▶ _YOUR INSTRUCTIONS_
Print the data that follows exactly.

[A run of records]

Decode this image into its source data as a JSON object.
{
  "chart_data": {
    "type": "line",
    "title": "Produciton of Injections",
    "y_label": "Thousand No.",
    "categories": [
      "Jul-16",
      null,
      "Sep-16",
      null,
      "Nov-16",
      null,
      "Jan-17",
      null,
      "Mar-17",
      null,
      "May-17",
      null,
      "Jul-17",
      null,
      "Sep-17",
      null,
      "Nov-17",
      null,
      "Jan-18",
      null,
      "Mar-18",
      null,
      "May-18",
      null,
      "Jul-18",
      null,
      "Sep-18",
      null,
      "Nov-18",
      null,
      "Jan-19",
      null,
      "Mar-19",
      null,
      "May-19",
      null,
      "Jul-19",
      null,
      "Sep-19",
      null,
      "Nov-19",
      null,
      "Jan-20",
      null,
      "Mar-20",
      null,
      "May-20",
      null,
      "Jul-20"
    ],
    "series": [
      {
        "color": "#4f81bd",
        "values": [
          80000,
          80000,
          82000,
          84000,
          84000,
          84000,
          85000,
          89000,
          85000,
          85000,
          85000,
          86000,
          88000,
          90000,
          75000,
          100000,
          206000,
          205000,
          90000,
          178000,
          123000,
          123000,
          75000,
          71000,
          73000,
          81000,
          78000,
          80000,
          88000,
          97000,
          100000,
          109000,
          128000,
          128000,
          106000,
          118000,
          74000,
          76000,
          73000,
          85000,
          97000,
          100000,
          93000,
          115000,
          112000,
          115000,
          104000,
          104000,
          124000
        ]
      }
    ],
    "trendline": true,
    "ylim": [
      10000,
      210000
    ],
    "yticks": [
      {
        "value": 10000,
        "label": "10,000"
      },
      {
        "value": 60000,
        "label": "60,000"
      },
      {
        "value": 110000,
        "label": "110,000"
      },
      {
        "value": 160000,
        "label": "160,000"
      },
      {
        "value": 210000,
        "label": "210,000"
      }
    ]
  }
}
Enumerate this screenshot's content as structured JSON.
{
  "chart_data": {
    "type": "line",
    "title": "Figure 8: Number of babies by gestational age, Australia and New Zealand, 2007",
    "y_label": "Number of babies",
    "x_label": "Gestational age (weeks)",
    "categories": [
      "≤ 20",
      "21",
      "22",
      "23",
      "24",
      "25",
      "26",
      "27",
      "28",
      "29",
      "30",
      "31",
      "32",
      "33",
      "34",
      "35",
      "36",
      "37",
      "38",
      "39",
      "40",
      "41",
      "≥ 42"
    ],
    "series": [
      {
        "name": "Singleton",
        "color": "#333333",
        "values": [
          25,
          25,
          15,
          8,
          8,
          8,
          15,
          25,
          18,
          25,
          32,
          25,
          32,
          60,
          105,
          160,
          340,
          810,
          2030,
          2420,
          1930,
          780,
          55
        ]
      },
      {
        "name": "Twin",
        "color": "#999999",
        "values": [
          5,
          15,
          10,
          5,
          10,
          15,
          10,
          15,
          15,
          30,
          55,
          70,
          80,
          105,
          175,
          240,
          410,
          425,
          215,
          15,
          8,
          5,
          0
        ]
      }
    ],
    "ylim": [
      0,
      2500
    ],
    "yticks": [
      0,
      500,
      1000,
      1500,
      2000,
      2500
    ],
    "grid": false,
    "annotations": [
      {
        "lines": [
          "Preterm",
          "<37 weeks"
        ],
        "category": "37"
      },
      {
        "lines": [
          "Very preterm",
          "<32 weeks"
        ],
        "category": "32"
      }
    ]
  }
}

▶ _EXERCISE RESULT_
Decode this image into its source data as a JSON object.
{
  "chart_data": {
    "type": "line",
    "title": "Produciton of Injections",
    "y_label": "Thousand No.",
    "categories": [
      "Jul-16",
      null,
      "Sep-16",
      null,
      "Nov-16",
      null,
      "Jan-17",
      null,
      "Mar-17",
      null,
      "May-17",
      null,
      "Jul-17",
      null,
      "Sep-17",
      null,
      "Nov-17",
      null,
      "Jan-18",
      null,
      "Mar-18",
      null,
      "May-18",
      null,
      "Jul-18",
      null,
      "Sep-18",
      null,
      "Nov-18",
      null,
      "Jan-19",
      null,
      "Mar-19",
      null,
      "May-19",
      null,
      "Jul-19",
      null,
      "Sep-19",
      null,
      "Nov-19",
      null,
      "Jan-20",
      null,
      "Mar-20",
      null,
      "May-20",
      null,
      "Jul-20"
    ],
    "series": [
      {
        "color": "#4f81bd",
        "values": [
          80000,
          80000,
          82000,
          84000,
          84000,
          84000,
          85000,
          89000,
          85000,
          85000,
          85000,
          86000,
          88000,
          90000,
          75000,
          100000,
          206000,
          205000,
          90000,
          178000,
          123000,
          123000,
          75000,
          71000,
          73000,
          81000,
          78000,
          80000,
          88000,
          97000,
          100000,
          109000,
          128000,
          128000,
          106000,
          118000,
          74000,
          76000,
          73000,
          85000,
          97000,
          100000,
          93000,
          115000,
          112000,
          115000,
          104000,
          104000,
          124000
        ]
      }
    ],
    "trendline": true,
    "ylim": [
      10000,
      210000
    ],
    "yticks": [
      {
        "value": 10000,
        "label": "10,000"
      },
      {
        "value": 60000,
        "label": "60,000"
      },
      {
        "value": 110000,
        "label": "110,000"
      },
      {
        "value": 160000,
        "label": "160,000"
      },
      {
        "value": 210000,
        "label": "210,000"
      }
    ]
  }
}
Enumerate this screenshot's content as structured JSON.
{
  "chart_data": {
    "type": "line",
    "title": "Figure 8: Number of babies by gestational age, Australia and New Zealand, 2007",
    "y_label": "Number of babies",
    "x_label": "Gestational age (weeks)",
    "categories": [
      "≤ 20",
      "21",
      "22",
      "23",
      "24",
      "25",
      "26",
      "27",
      "28",
      "29",
      "30",
      "31",
      "32",
      "33",
      "34",
      "35",
      "36",
      "37",
      "38",
      "39",
      "40",
      "41",
      "≥ 42"
    ],
    "series": [
      {
        "name": "Singleton",
        "color": "#333333",
        "values": [
          25,
          25,
          15,
          8,
          8,
          8,
          15,
          25,
          18,
          25,
          32,
          25,
          32,
          60,
          105,
          160,
          340,
          810,
          2030,
          2420,
          1930,
          780,
          55
        ]
      },
      {
        "name": "Twin",
        "color": "#999999",
        "values": [
          5,
          15,
          10,
          5,
          10,
          15,
          10,
          15,
          15,
          30,
          55,
          70,
          80,
          105,
          175,
          240,
          410,
          425,
          215,
          15,
          8,
          5,
          0
        ]
      }
    ],
    "ylim": [
      0,
      2500
    ],
    "yticks": [
      0,
      500,
      1000,
      1500,
      2000,
      2500
    ],
    "grid": false,
    "annotations": [
      {
        "lines": [
          "Preterm",
          "<37 weeks"
        ],
        "category": "37"
      },
      {
        "lines": [
          "Very preterm",
          "<32 weeks"
        ],
        "category": "32"
      }
    ]
  }
}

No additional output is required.